Objective:
Go through the entries one line at a time, and gather every line that has the word "fueron".

Data for the task:

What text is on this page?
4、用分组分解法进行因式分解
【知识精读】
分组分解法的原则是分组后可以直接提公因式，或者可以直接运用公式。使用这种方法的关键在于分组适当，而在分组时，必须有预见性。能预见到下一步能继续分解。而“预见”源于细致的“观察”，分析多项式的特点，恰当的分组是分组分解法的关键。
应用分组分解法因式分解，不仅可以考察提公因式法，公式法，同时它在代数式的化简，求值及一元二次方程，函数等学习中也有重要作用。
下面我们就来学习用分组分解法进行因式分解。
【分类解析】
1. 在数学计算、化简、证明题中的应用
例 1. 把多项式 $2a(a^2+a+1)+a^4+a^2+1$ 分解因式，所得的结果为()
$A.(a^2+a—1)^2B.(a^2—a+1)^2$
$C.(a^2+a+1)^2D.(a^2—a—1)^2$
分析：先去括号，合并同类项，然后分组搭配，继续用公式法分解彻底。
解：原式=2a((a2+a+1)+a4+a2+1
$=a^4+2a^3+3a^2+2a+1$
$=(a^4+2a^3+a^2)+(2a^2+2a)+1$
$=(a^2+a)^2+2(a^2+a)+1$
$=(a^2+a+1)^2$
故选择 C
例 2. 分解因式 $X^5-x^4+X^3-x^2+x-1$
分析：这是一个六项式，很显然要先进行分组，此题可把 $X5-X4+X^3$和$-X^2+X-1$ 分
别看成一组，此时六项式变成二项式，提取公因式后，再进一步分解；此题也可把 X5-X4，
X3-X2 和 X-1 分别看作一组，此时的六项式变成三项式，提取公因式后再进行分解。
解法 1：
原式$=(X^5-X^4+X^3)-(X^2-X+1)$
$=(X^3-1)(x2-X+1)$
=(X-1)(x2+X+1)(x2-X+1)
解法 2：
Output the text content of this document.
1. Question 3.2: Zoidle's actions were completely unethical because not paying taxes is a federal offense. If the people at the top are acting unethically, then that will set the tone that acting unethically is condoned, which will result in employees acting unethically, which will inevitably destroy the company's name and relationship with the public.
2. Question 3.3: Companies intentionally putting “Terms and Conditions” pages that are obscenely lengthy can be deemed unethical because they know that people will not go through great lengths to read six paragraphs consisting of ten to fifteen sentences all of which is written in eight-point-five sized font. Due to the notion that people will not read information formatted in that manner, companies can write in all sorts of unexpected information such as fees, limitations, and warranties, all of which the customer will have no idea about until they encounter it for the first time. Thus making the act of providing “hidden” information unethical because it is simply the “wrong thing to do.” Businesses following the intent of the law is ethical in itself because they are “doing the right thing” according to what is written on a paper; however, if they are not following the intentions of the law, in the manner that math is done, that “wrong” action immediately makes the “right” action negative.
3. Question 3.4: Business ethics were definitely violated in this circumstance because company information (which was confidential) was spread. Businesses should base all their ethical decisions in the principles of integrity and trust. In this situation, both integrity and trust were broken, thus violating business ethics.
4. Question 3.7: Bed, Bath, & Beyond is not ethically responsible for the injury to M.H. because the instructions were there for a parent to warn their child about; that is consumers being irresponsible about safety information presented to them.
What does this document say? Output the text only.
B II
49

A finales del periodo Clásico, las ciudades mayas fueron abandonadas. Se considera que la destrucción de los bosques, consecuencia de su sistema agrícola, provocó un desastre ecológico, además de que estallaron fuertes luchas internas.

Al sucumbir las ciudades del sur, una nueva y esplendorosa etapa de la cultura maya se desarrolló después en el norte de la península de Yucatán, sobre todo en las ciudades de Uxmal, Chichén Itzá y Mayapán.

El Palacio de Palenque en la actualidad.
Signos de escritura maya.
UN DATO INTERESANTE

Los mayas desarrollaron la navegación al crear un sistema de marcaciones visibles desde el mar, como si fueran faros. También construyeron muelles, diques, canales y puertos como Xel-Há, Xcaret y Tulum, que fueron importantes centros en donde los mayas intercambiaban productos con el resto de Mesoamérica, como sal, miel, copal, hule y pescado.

Correct answer:
A finales del periodo Clásico, las ciudades mayas fueron abandonadas. Se considera que la destrucción de los bosques, consecuencia de su sistema agrícola, provocó un desastre ecológico, además de que estallaron fuertes luchas internas.
Los mayas desarrollaron la navegación al crear un sistema de marcaciones visibles desde el mar, como si fueran faros. También construyeron muelles, diques, canales y puertos como Xel-Há, Xcaret y Tulum, que fueron importantes centros en donde los mayas intercambiaban productos con el resto de Mesoamérica, como sal, miel, copal, hule y pescado.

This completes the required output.